■ MATERIAL SUPPLIED:
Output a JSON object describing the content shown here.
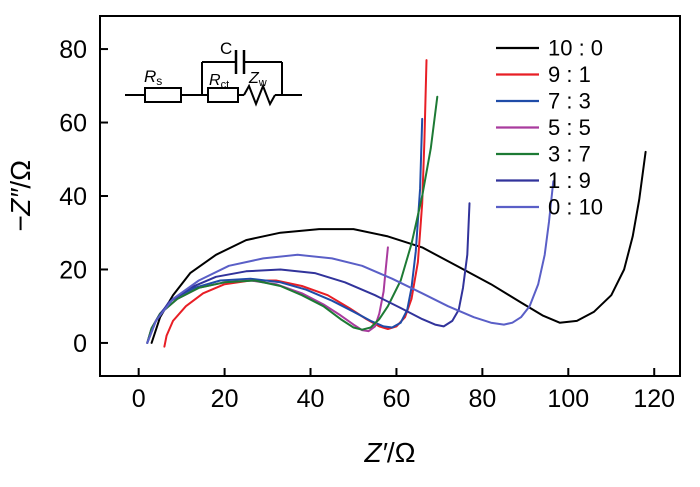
{
  "figure": {
    "xlabel_var": "Z′",
    "xlabel_rest": "/Ω",
    "ylabel_var": "−Z″",
    "ylabel_rest": "/Ω"
  },
  "circuit": {
    "rs_main": "R",
    "rs_sub": "s",
    "c_label": "C",
    "rct_main": "R",
    "rct_sub": "ct",
    "zw_main": "Z",
    "zw_sub": "w"
  },
  "chart_data": {
    "type": "line",
    "title": "",
    "xlabel": "Z'/Ω",
    "ylabel": "-Z\"/Ω",
    "xlim": [
      -9,
      126
    ],
    "ylim": [
      -9,
      89
    ],
    "x_ticks": [
      0,
      20,
      40,
      60,
      80,
      100,
      120
    ],
    "y_ticks": [
      0,
      20,
      40,
      60,
      80
    ],
    "grid": false,
    "legend_position": "top-right",
    "series": [
      {
        "name": "10 : 0",
        "color": "#000000",
        "points": [
          [
            3,
            0
          ],
          [
            5,
            7
          ],
          [
            8,
            13
          ],
          [
            12,
            19
          ],
          [
            18,
            24
          ],
          [
            25,
            28
          ],
          [
            33,
            30
          ],
          [
            42,
            31
          ],
          [
            50,
            31
          ],
          [
            58,
            29
          ],
          [
            66,
            26
          ],
          [
            74,
            21
          ],
          [
            82,
            16
          ],
          [
            89,
            11
          ],
          [
            94,
            7.5
          ],
          [
            98,
            5.5
          ],
          [
            102,
            6
          ],
          [
            106,
            8.5
          ],
          [
            110,
            13
          ],
          [
            113,
            20
          ],
          [
            115,
            29
          ],
          [
            116.5,
            39
          ],
          [
            118,
            52
          ]
        ]
      },
      {
        "name": "9 : 1",
        "color": "#e81e25",
        "points": [
          [
            6,
            -1
          ],
          [
            6.5,
            2
          ],
          [
            8,
            6
          ],
          [
            11,
            10
          ],
          [
            15,
            13.5
          ],
          [
            20,
            16
          ],
          [
            26,
            17
          ],
          [
            32,
            17
          ],
          [
            38,
            15.5
          ],
          [
            44,
            13
          ],
          [
            49,
            9.5
          ],
          [
            53,
            6.5
          ],
          [
            56,
            4.5
          ],
          [
            58,
            3.8
          ],
          [
            60,
            4.5
          ],
          [
            62,
            7
          ],
          [
            63.5,
            12
          ],
          [
            65,
            22
          ],
          [
            66,
            38
          ],
          [
            66.5,
            55
          ],
          [
            67,
            77
          ]
        ]
      },
      {
        "name": "7 : 3",
        "color": "#1f4ca8",
        "points": [
          [
            2,
            0
          ],
          [
            3,
            4
          ],
          [
            5,
            8
          ],
          [
            8,
            12
          ],
          [
            13,
            15
          ],
          [
            19,
            17
          ],
          [
            26,
            17.5
          ],
          [
            33,
            16.5
          ],
          [
            39,
            14.5
          ],
          [
            45,
            11.5
          ],
          [
            50,
            8.5
          ],
          [
            54,
            6
          ],
          [
            57,
            4.5
          ],
          [
            59,
            4.2
          ],
          [
            61,
            5.5
          ],
          [
            62.5,
            9
          ],
          [
            63.5,
            15
          ],
          [
            64.5,
            25
          ],
          [
            65.5,
            42
          ],
          [
            66,
            61
          ]
        ]
      },
      {
        "name": "5 : 5",
        "color": "#a93b9e",
        "points": [
          [
            2,
            0
          ],
          [
            3,
            4
          ],
          [
            5,
            8
          ],
          [
            9,
            12
          ],
          [
            14,
            15
          ],
          [
            20,
            16.5
          ],
          [
            26,
            17
          ],
          [
            32,
            16
          ],
          [
            38,
            13.5
          ],
          [
            43,
            10.5
          ],
          [
            47,
            7.5
          ],
          [
            50,
            5
          ],
          [
            52,
            3.5
          ],
          [
            53.5,
            3.2
          ],
          [
            55,
            4.5
          ],
          [
            56,
            8
          ],
          [
            57,
            14
          ],
          [
            57.5,
            20
          ],
          [
            58,
            26
          ]
        ]
      },
      {
        "name": "3 : 7",
        "color": "#1d7a34",
        "points": [
          [
            2,
            0
          ],
          [
            3,
            4
          ],
          [
            5,
            8
          ],
          [
            9,
            12
          ],
          [
            14,
            15
          ],
          [
            20,
            16.5
          ],
          [
            27,
            17
          ],
          [
            33,
            15.5
          ],
          [
            38,
            13
          ],
          [
            43,
            10
          ],
          [
            47,
            6.5
          ],
          [
            50,
            4.2
          ],
          [
            52,
            3.6
          ],
          [
            54,
            4.2
          ],
          [
            56,
            6.5
          ],
          [
            58,
            10
          ],
          [
            61,
            17
          ],
          [
            63.5,
            27
          ],
          [
            66,
            40
          ],
          [
            68,
            53
          ],
          [
            69.5,
            67
          ]
        ]
      },
      {
        "name": "1 : 9",
        "color": "#31339b",
        "points": [
          [
            2,
            0
          ],
          [
            4,
            6
          ],
          [
            7,
            11
          ],
          [
            12,
            15
          ],
          [
            18,
            18
          ],
          [
            25,
            19.5
          ],
          [
            33,
            20
          ],
          [
            41,
            19
          ],
          [
            48,
            16.5
          ],
          [
            55,
            13
          ],
          [
            61,
            9.5
          ],
          [
            66,
            6.5
          ],
          [
            69,
            5
          ],
          [
            71,
            4.5
          ],
          [
            73,
            6
          ],
          [
            74.5,
            9
          ],
          [
            75.5,
            15
          ],
          [
            76.5,
            24
          ],
          [
            77,
            38
          ]
        ]
      },
      {
        "name": "0 : 10",
        "color": "#5a5fc7",
        "points": [
          [
            2,
            0
          ],
          [
            4,
            6
          ],
          [
            8,
            12
          ],
          [
            14,
            17
          ],
          [
            21,
            21
          ],
          [
            29,
            23
          ],
          [
            37,
            24
          ],
          [
            45,
            23
          ],
          [
            52,
            21
          ],
          [
            59,
            17.5
          ],
          [
            66,
            13.5
          ],
          [
            72,
            10
          ],
          [
            78,
            7
          ],
          [
            82,
            5.5
          ],
          [
            85,
            5
          ],
          [
            87,
            5.5
          ],
          [
            89,
            7
          ],
          [
            91,
            10
          ],
          [
            93,
            16
          ],
          [
            94.5,
            24
          ],
          [
            95.5,
            33
          ],
          [
            96.5,
            44
          ]
        ]
      }
    ]
  }
}
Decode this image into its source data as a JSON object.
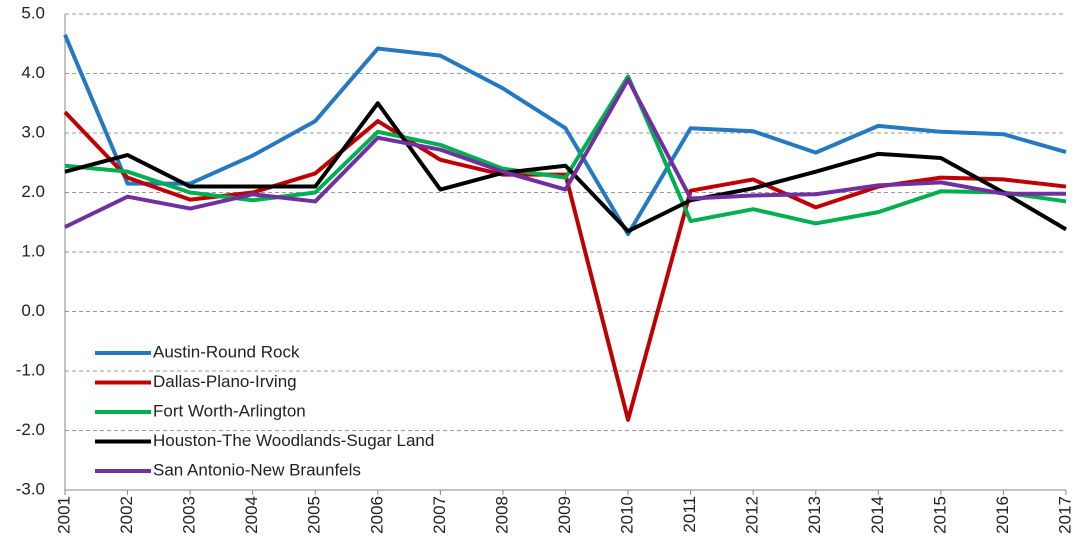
{
  "chart_data": {
    "type": "line",
    "categories": [
      "2001",
      "2002",
      "2003",
      "2004",
      "2005",
      "2006",
      "2007",
      "2008",
      "2009",
      "2010",
      "2011",
      "2012",
      "2013",
      "2014",
      "2015",
      "2016",
      "2017"
    ],
    "series": [
      {
        "name": "Austin-Round Rock",
        "color": "#2479c1",
        "values": [
          4.65,
          2.15,
          2.15,
          2.62,
          3.2,
          4.42,
          4.3,
          3.75,
          3.08,
          1.3,
          3.08,
          3.03,
          2.67,
          3.12,
          3.02,
          2.98,
          2.68
        ]
      },
      {
        "name": "Dallas-Plano-Irving",
        "color": "#c00000",
        "values": [
          3.35,
          2.25,
          1.88,
          2.0,
          2.32,
          3.2,
          2.55,
          2.3,
          2.3,
          -1.82,
          2.03,
          2.22,
          1.75,
          2.1,
          2.25,
          2.22,
          2.1
        ]
      },
      {
        "name": "Fort Worth-Arlington",
        "color": "#00b050",
        "values": [
          2.45,
          2.35,
          2.0,
          1.87,
          2.0,
          3.02,
          2.8,
          2.4,
          2.25,
          3.95,
          1.52,
          1.72,
          1.48,
          1.67,
          2.02,
          2.0,
          1.85
        ]
      },
      {
        "name": "Houston-The Woodlands-Sugar Land",
        "color": "#000000",
        "values": [
          2.35,
          2.63,
          2.1,
          2.1,
          2.1,
          3.5,
          2.05,
          2.33,
          2.45,
          1.35,
          1.87,
          2.07,
          2.35,
          2.65,
          2.58,
          2.0,
          1.38
        ]
      },
      {
        "name": "San Antonio-New Braunfels",
        "color": "#7030a0",
        "values": [
          1.42,
          1.93,
          1.73,
          1.97,
          1.85,
          2.92,
          2.72,
          2.35,
          2.05,
          3.9,
          1.9,
          1.95,
          1.97,
          2.12,
          2.17,
          1.98,
          1.98
        ]
      }
    ],
    "ylim": [
      -3,
      5
    ],
    "yticks": [
      {
        "value": -3,
        "label": "-3.0"
      },
      {
        "value": -2,
        "label": "-2.0"
      },
      {
        "value": -1,
        "label": "-1.0"
      },
      {
        "value": 0,
        "label": "0.0"
      },
      {
        "value": 1,
        "label": "1.0"
      },
      {
        "value": 2,
        "label": "2.0"
      },
      {
        "value": 3,
        "label": "3.0"
      },
      {
        "value": 4,
        "label": "4.0"
      },
      {
        "value": 5,
        "label": "5.0"
      }
    ],
    "grid": true,
    "legend": "lower left"
  }
}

■ STATED GOAL:
Return every line from the records above that holds the word "color".

■ EXERCISE RESPONSE:
        "color": "#000000",
        "color": "#e81e25",
        "color": "#1f4ca8",
        "color": "#a93b9e",
        "color": "#1d7a34",
        "color": "#31339b",
        "color": "#5a5fc7",
        "color": "#2479c1",
        "color": "#c00000",
        "color": "#00b050",
        "color": "#000000",
        "color": "#7030a0",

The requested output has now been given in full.